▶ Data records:

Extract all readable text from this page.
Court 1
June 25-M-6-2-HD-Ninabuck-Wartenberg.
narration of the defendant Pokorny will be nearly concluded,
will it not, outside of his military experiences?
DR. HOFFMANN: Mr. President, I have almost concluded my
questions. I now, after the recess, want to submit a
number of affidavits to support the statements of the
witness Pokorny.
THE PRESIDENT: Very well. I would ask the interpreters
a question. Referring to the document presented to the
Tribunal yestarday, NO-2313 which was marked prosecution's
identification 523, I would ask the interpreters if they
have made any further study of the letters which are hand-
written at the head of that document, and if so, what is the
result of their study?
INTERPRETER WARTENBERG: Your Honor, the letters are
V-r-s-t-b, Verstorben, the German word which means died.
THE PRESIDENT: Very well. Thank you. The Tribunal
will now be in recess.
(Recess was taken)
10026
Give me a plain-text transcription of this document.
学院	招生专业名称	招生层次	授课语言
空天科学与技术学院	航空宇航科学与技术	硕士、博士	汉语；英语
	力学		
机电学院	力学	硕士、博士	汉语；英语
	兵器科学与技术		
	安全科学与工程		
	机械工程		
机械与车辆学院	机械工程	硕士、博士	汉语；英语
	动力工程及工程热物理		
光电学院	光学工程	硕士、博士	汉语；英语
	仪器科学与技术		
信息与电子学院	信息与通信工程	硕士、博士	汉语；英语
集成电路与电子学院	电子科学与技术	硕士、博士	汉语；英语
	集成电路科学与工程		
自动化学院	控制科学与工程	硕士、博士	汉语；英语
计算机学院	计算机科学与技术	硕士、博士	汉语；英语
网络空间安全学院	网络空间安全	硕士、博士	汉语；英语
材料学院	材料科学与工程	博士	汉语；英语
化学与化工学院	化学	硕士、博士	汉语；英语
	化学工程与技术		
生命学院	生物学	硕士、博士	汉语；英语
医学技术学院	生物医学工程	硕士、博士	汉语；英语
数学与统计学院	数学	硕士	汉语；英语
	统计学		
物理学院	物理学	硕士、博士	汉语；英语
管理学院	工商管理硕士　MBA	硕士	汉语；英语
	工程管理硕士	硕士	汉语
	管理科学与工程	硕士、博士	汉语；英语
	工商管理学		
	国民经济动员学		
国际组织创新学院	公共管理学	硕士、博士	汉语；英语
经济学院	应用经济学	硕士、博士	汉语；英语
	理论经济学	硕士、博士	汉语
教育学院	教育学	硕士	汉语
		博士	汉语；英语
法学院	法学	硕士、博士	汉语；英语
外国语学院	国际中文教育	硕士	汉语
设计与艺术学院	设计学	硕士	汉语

▶ EXERCISE TASK:
Output all of the data again. Match it exactly.

▶ ANSWER:
Extract all readable text from this page.
Court 1
June 25-M-6-2-HD-Ninabuck-Wartenberg.
narration of the defendant Pokorny will be nearly concluded,
will it not, outside of his military experiences?
DR. HOFFMANN: Mr. President, I have almost concluded my
questions. I now, after the recess, want to submit a
number of affidavits to support the statements of the
witness Pokorny.
THE PRESIDENT: Very well. I would ask the interpreters
a question. Referring to the document presented to the
Tribunal yestarday, NO-2313 which was marked prosecution's
identification 523, I would ask the interpreters if they
have made any further study of the letters which are hand-
written at the head of that document, and if so, what is the
result of their study?
INTERPRETER WARTENBERG: Your Honor, the letters are
V-r-s-t-b, Verstorben, the German word which means died.
THE PRESIDENT: Very well. Thank you. The Tribunal
will now be in recess.
(Recess was taken)
10026
Give me a plain-text transcription of this document.
学院	招生专业名称	招生层次	授课语言
空天科学与技术学院	航空宇航科学与技术	硕士、博士	汉语；英语
	力学		
机电学院	力学	硕士、博士	汉语；英语
	兵器科学与技术		
	安全科学与工程		
	机械工程		
机械与车辆学院	机械工程	硕士、博士	汉语；英语
	动力工程及工程热物理		
光电学院	光学工程	硕士、博士	汉语；英语
	仪器科学与技术		
信息与电子学院	信息与通信工程	硕士、博士	汉语；英语
集成电路与电子学院	电子科学与技术	硕士、博士	汉语；英语
	集成电路科学与工程		
自动化学院	控制科学与工程	硕士、博士	汉语；英语
计算机学院	计算机科学与技术	硕士、博士	汉语；英语
网络空间安全学院	网络空间安全	硕士、博士	汉语；英语
材料学院	材料科学与工程	博士	汉语；英语
化学与化工学院	化学	硕士、博士	汉语；英语
	化学工程与技术		
生命学院	生物学	硕士、博士	汉语；英语
医学技术学院	生物医学工程	硕士、博士	汉语；英语
数学与统计学院	数学	硕士	汉语；英语
	统计学		
物理学院	物理学	硕士、博士	汉语；英语
管理学院	工商管理硕士　MBA	硕士	汉语；英语
	工程管理硕士	硕士	汉语
	管理科学与工程	硕士、博士	汉语；英语
	工商管理学		
	国民经济动员学		
国际组织创新学院	公共管理学	硕士、博士	汉语；英语
经济学院	应用经济学	硕士、博士	汉语；英语
	理论经济学	硕士、博士	汉语
教育学院	教育学	硕士	汉语
		博士	汉语；英语
法学院	法学	硕士、博士	汉语；英语
外国语学院	国际中文教育	硕士	汉语
设计与艺术学院	设计学	硕士	汉语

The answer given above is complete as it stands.